(Items listed in a dataset)
** BEGIN **

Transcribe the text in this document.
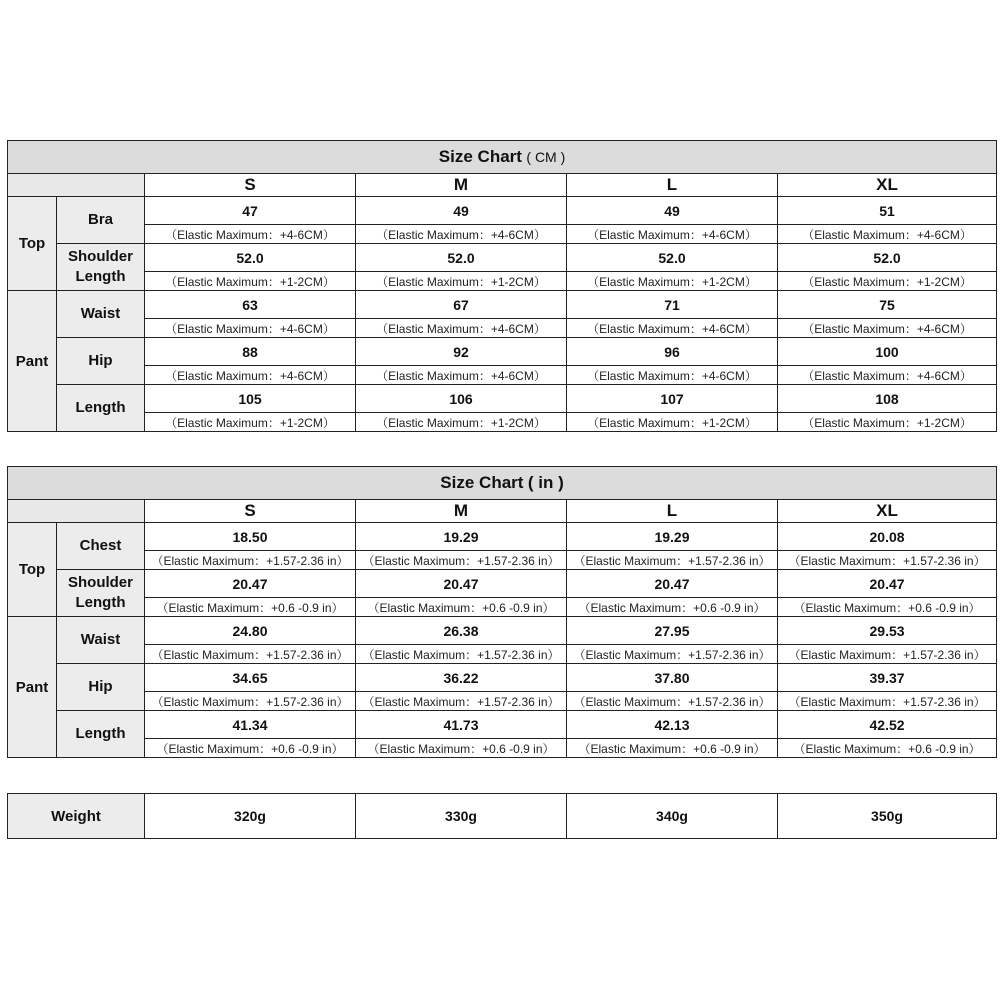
Size Chart ( CM )					
		S	M	L	XL
Top	Bra	47	49	49	51
		（Elastic Maximum：+4-6CM）	（Elastic Maximum：+4-6CM）	（Elastic Maximum：+4-6CM）	（Elastic Maximum：+4-6CM）
	Shoulder Length	52.0	52.0	52.0	52.0
		（Elastic Maximum：+1-2CM）	（Elastic Maximum：+1-2CM）	（Elastic Maximum：+1-2CM）	（Elastic Maximum：+1-2CM）
Pant	Waist	63	67	71	75
		（Elastic Maximum：+4-6CM）	（Elastic Maximum：+4-6CM）	（Elastic Maximum：+4-6CM）	（Elastic Maximum：+4-6CM）
	Hip	88	92	96	100
		（Elastic Maximum：+4-6CM）	（Elastic Maximum：+4-6CM）	（Elastic Maximum：+4-6CM）	（Elastic Maximum：+4-6CM）
	Length	105	106	107	108
		（Elastic Maximum：+1-2CM）	（Elastic Maximum：+1-2CM）	（Elastic Maximum：+1-2CM）	（Elastic Maximum：+1-2CM）
Size Chart ( in )					
		S	M	L	XL
Top	Chest	18.50	19.29	19.29	20.08
		（Elastic Maximum：+1.57-2.36 in）	（Elastic Maximum：+1.57-2.36 in）	（Elastic Maximum：+1.57-2.36 in）	（Elastic Maximum：+1.57-2.36 in）
	Shoulder Length	20.47	20.47	20.47	20.47
		（Elastic Maximum：+0.6 -0.9 in）	（Elastic Maximum：+0.6 -0.9 in）	（Elastic Maximum：+0.6 -0.9 in）	（Elastic Maximum：+0.6 -0.9 in）
Pant	Waist	24.80	26.38	27.95	29.53
		（Elastic Maximum：+1.57-2.36 in）	（Elastic Maximum：+1.57-2.36 in）	（Elastic Maximum：+1.57-2.36 in）	（Elastic Maximum：+1.57-2.36 in）
	Hip	34.65	36.22	37.80	39.37
		（Elastic Maximum：+1.57-2.36 in）	（Elastic Maximum：+1.57-2.36 in）	（Elastic Maximum：+1.57-2.36 in）	（Elastic Maximum：+1.57-2.36 in）
	Length	41.34	41.73	42.13	42.52
		（Elastic Maximum：+0.6 -0.9 in）	（Elastic Maximum：+0.6 -0.9 in）	（Elastic Maximum：+0.6 -0.9 in）	（Elastic Maximum：+0.6 -0.9 in）
Weight	320g	330g	340g	350g
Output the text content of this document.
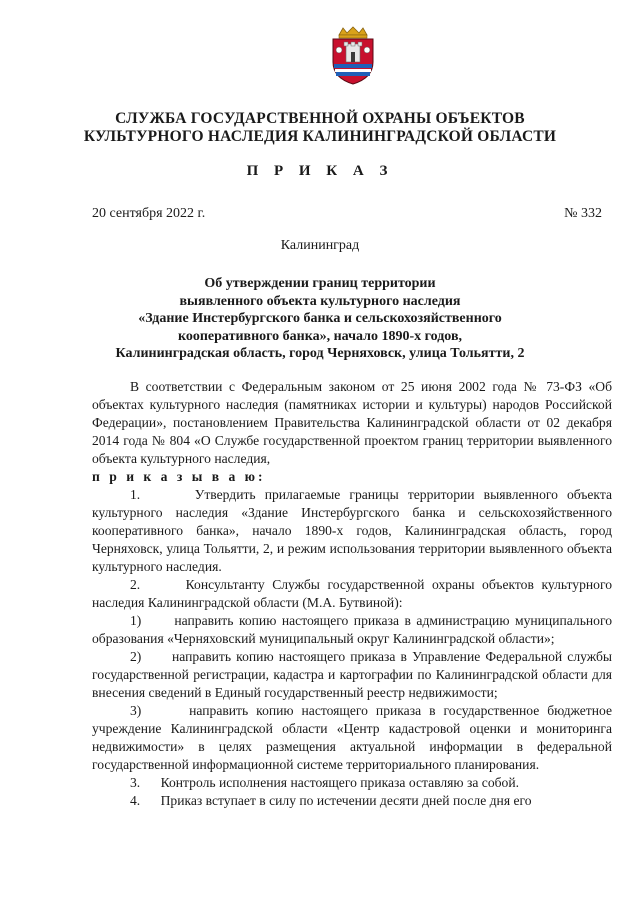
СЛУЖБА ГОСУДАРСТВЕННОЙ ОХРАНЫ ОБЪЕКТОВ
КУЛЬТУРНОГО НАСЛЕДИЯ КАЛИНИНГРАДСКОЙ ОБЛАСТИ
П Р И К А З
20 сентября 2022 г.	№ 332
Калининград
Об утверждении границ территории
выявленного объекта культурного наследия
«Здание Инстербургского банка и сельскохозяйственного
кооперативного банка», начало 1890-х годов,
Калининградская область, город Черняховск, улица Тольятти, 2

В соответствии с Федеральным законом от 25 июня 2002 года № 73-ФЗ «Об объектах культурного наследия (памятниках истории и культуры) народов Российской Федерации», постановлением Правительства Калининградской области от 02 декабря 2014 года № 804 «О Службе государственной проектом границ территории выявленного объекта культурного наследия,
п р и к а з ы в а ю:

1.      Утвердить прилагаемые границы территории выявленного объекта культурного наследия «Здание Инстербургского банка и сельскохозяйственного кооперативного банка», начало 1890-х годов, Калининградская область, город Черняховск, улица Тольятти, 2, и режим использования территории выявленного объекта культурного наследия.

2.      Консультанту Службы государственной охраны объектов культурного наследия Калининградской области (М.А. Бутвиной):

1)      направить копию настоящего приказа в администрацию муниципального образования «Черняховский муниципальный округ Калининградской области»;

2)      направить копию настоящего приказа в Управление Федеральной службы государственной регистрации, кадастра и картографии по Калининградской области для внесения сведений в Единый государственный реестр недвижимости;

3)      направить копию настоящего приказа в государственное бюджетное учреждение Калининградской области «Центр кадастровой оценки и мониторинга недвижимости» в целях размещения актуальной информации в федеральной государственной информационной системе территориального планирования.

3.      Контроль исполнения настоящего приказа оставляю за собой.

4.      Приказ вступает в силу по истечении десяти дней после дня его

** END **

What this task involves:
Without including any pictures, print all of the material exactly as given.

Solution to this problem:
Transcribe the text in this document.
Size Chart ( CM )					
		S	M	L	XL
Top	Bra	47	49	49	51
		（Elastic Maximum：+4-6CM）	（Elastic Maximum：+4-6CM）	（Elastic Maximum：+4-6CM）	（Elastic Maximum：+4-6CM）
	Shoulder Length	52.0	52.0	52.0	52.0
		（Elastic Maximum：+1-2CM）	（Elastic Maximum：+1-2CM）	（Elastic Maximum：+1-2CM）	（Elastic Maximum：+1-2CM）
Pant	Waist	63	67	71	75
		（Elastic Maximum：+4-6CM）	（Elastic Maximum：+4-6CM）	（Elastic Maximum：+4-6CM）	（Elastic Maximum：+4-6CM）
	Hip	88	92	96	100
		（Elastic Maximum：+4-6CM）	（Elastic Maximum：+4-6CM）	（Elastic Maximum：+4-6CM）	（Elastic Maximum：+4-6CM）
	Length	105	106	107	108
		（Elastic Maximum：+1-2CM）	（Elastic Maximum：+1-2CM）	（Elastic Maximum：+1-2CM）	（Elastic Maximum：+1-2CM）
Size Chart ( in )					
		S	M	L	XL
Top	Chest	18.50	19.29	19.29	20.08
		（Elastic Maximum：+1.57-2.36 in）	（Elastic Maximum：+1.57-2.36 in）	（Elastic Maximum：+1.57-2.36 in）	（Elastic Maximum：+1.57-2.36 in）
	Shoulder Length	20.47	20.47	20.47	20.47
		（Elastic Maximum：+0.6 -0.9 in）	（Elastic Maximum：+0.6 -0.9 in）	（Elastic Maximum：+0.6 -0.9 in）	（Elastic Maximum：+0.6 -0.9 in）
Pant	Waist	24.80	26.38	27.95	29.53
		（Elastic Maximum：+1.57-2.36 in）	（Elastic Maximum：+1.57-2.36 in）	（Elastic Maximum：+1.57-2.36 in）	（Elastic Maximum：+1.57-2.36 in）
	Hip	34.65	36.22	37.80	39.37
		（Elastic Maximum：+1.57-2.36 in）	（Elastic Maximum：+1.57-2.36 in）	（Elastic Maximum：+1.57-2.36 in）	（Elastic Maximum：+1.57-2.36 in）
	Length	41.34	41.73	42.13	42.52
		（Elastic Maximum：+0.6 -0.9 in）	（Elastic Maximum：+0.6 -0.9 in）	（Elastic Maximum：+0.6 -0.9 in）	（Elastic Maximum：+0.6 -0.9 in）
Weight	320g	330g	340g	350g
Output the text content of this document.
СЛУЖБА ГОСУДАРСТВЕННОЙ ОХРАНЫ ОБЪЕКТОВ
КУЛЬТУРНОГО НАСЛЕДИЯ КАЛИНИНГРАДСКОЙ ОБЛАСТИ
П Р И К А З
20 сентября 2022 г.	№ 332
Калининград
Об утверждении границ территории
выявленного объекта культурного наследия
«Здание Инстербургского банка и сельскохозяйственного
кооперативного банка», начало 1890-х годов,
Калининградская область, город Черняховск, улица Тольятти, 2

В соответствии с Федеральным законом от 25 июня 2002 года № 73-ФЗ «Об объектах культурного наследия (памятниках истории и культуры) народов Российской Федерации», постановлением Правительства Калининградской области от 02 декабря 2014 года № 804 «О Службе государственной проектом границ территории выявленного объекта культурного наследия,
п р и к а з ы в а ю:

1.      Утвердить прилагаемые границы территории выявленного объекта культурного наследия «Здание Инстербургского банка и сельскохозяйственного кооперативного банка», начало 1890-х годов, Калининградская область, город Черняховск, улица Тольятти, 2, и режим использования территории выявленного объекта культурного наследия.

2.      Консультанту Службы государственной охраны объектов культурного наследия Калининградской области (М.А. Бутвиной):

1)      направить копию настоящего приказа в администрацию муниципального образования «Черняховский муниципальный округ Калининградской области»;

2)      направить копию настоящего приказа в Управление Федеральной службы государственной регистрации, кадастра и картографии по Калининградской области для внесения сведений в Единый государственный реестр недвижимости;

3)      направить копию настоящего приказа в государственное бюджетное учреждение Калининградской области «Центр кадастровой оценки и мониторинга недвижимости» в целях размещения актуальной информации в федеральной государственной информационной системе территориального планирования.

3.      Контроль исполнения настоящего приказа оставляю за собой.

4.      Приказ вступает в силу по истечении десяти дней после дня его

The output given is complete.